GIVEN INSTRUCTION | Every line below that contains "heading" is to be copied.

PROVIDED INFORMATION |
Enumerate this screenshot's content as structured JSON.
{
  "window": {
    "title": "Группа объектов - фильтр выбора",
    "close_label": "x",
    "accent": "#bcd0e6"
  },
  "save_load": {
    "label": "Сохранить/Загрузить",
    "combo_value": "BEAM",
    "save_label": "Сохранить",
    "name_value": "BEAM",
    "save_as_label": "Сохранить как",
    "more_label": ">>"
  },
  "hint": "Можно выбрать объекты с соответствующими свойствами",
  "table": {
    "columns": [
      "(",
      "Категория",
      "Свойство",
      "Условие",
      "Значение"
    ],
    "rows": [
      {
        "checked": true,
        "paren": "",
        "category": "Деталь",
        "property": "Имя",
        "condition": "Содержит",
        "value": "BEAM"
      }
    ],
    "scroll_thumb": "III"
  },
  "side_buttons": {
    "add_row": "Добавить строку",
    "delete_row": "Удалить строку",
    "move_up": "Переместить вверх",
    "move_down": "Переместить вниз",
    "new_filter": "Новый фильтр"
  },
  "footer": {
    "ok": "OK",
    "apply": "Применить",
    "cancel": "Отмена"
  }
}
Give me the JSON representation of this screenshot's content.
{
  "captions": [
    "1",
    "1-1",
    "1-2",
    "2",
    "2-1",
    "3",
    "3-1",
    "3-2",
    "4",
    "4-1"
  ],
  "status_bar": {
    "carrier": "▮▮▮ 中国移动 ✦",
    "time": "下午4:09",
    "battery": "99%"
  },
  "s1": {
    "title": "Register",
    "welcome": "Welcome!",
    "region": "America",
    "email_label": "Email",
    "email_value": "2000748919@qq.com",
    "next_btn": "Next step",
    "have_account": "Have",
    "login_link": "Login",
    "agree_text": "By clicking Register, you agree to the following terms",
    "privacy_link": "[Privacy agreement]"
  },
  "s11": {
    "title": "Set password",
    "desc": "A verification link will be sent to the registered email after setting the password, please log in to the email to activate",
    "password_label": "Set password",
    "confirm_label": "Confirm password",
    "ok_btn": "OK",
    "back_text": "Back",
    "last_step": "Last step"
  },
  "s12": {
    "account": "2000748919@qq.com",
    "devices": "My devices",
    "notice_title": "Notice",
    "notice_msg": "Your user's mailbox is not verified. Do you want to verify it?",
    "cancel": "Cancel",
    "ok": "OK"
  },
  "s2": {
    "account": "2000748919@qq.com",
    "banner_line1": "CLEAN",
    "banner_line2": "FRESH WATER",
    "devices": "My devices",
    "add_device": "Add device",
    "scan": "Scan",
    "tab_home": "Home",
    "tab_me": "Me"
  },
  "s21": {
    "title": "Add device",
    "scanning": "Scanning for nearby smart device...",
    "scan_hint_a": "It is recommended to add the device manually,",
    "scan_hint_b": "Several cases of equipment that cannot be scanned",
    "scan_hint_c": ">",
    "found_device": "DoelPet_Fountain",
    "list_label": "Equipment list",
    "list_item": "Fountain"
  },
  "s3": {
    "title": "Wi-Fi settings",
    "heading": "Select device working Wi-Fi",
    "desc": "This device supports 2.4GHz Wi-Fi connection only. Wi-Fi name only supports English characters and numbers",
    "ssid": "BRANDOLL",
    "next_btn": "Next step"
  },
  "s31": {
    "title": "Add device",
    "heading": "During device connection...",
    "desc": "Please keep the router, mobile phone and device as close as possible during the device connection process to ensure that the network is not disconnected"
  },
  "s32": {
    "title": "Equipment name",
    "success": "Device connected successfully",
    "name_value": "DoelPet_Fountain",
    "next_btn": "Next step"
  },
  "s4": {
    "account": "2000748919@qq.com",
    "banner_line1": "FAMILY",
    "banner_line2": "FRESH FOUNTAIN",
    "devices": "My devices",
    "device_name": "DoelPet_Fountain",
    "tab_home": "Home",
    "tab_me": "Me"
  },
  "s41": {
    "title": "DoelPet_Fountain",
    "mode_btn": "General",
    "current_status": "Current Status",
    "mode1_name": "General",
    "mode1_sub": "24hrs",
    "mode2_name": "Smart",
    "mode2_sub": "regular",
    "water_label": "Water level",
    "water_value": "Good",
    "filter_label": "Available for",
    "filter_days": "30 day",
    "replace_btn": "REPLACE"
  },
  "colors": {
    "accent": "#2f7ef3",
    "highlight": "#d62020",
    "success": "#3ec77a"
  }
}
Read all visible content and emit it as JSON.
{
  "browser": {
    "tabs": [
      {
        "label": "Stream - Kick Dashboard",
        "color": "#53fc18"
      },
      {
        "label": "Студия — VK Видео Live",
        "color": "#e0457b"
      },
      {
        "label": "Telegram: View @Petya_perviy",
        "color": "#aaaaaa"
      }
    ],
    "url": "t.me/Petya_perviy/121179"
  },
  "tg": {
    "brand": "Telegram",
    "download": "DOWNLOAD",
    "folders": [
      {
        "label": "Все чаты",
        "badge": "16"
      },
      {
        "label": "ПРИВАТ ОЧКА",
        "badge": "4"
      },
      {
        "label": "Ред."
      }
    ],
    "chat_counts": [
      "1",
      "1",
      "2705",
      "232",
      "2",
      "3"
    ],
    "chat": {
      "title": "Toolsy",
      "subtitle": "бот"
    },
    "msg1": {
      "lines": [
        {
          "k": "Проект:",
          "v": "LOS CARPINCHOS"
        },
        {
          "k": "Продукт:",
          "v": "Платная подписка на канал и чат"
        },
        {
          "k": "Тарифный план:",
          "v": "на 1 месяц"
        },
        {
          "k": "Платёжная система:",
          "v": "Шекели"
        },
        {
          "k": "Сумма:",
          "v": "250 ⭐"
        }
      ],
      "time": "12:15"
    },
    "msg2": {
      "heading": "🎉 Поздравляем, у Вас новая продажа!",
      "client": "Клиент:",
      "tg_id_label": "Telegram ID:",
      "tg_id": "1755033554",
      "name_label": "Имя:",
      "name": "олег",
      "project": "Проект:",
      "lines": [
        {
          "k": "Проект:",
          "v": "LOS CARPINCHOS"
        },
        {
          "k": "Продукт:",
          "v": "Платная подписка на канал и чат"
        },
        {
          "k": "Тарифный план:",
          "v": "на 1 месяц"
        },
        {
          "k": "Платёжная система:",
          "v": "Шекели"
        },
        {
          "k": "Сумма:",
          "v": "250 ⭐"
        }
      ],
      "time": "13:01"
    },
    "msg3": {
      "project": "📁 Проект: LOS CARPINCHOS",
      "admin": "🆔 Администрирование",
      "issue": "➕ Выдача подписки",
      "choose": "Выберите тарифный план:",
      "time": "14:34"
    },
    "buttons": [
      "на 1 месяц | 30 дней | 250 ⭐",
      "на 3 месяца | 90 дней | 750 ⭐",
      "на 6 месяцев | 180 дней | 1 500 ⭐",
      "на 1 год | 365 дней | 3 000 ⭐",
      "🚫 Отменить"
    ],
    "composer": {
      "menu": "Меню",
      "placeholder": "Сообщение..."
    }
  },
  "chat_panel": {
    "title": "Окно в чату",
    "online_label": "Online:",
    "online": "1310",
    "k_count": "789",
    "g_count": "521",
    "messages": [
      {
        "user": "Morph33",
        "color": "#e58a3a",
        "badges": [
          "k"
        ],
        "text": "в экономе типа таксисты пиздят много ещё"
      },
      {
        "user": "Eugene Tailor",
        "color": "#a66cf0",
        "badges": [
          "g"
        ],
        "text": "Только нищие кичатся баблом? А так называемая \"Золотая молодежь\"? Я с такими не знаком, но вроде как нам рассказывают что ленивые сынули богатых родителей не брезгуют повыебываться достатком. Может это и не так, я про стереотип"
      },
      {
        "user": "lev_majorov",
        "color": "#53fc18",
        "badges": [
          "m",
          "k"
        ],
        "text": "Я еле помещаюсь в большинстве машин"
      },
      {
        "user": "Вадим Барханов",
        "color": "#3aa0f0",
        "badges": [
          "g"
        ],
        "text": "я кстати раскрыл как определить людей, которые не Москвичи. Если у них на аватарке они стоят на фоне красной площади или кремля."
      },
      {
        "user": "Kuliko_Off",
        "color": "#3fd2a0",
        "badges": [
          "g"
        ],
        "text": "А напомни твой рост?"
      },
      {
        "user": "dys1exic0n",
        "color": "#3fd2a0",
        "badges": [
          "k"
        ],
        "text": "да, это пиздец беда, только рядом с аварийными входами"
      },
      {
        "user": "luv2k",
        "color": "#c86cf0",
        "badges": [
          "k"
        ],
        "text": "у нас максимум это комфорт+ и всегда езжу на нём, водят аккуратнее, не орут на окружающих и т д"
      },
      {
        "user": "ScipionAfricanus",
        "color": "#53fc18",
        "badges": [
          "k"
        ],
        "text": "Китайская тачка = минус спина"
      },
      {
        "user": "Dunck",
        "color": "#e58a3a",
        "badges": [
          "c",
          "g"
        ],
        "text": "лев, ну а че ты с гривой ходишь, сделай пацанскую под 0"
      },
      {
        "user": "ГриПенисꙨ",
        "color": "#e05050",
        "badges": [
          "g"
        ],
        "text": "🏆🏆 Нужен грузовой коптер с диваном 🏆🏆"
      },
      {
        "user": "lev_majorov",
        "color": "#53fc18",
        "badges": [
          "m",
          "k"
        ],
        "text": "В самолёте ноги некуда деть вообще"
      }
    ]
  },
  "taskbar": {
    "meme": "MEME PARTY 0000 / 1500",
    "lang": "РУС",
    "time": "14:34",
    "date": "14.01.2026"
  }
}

REPLY TO THE TASK |
    "heading": "Select device working Wi-Fi",
    "heading": "During device connection...",
      "heading": "🎉 Поздравляем, у Вас новая продажа!",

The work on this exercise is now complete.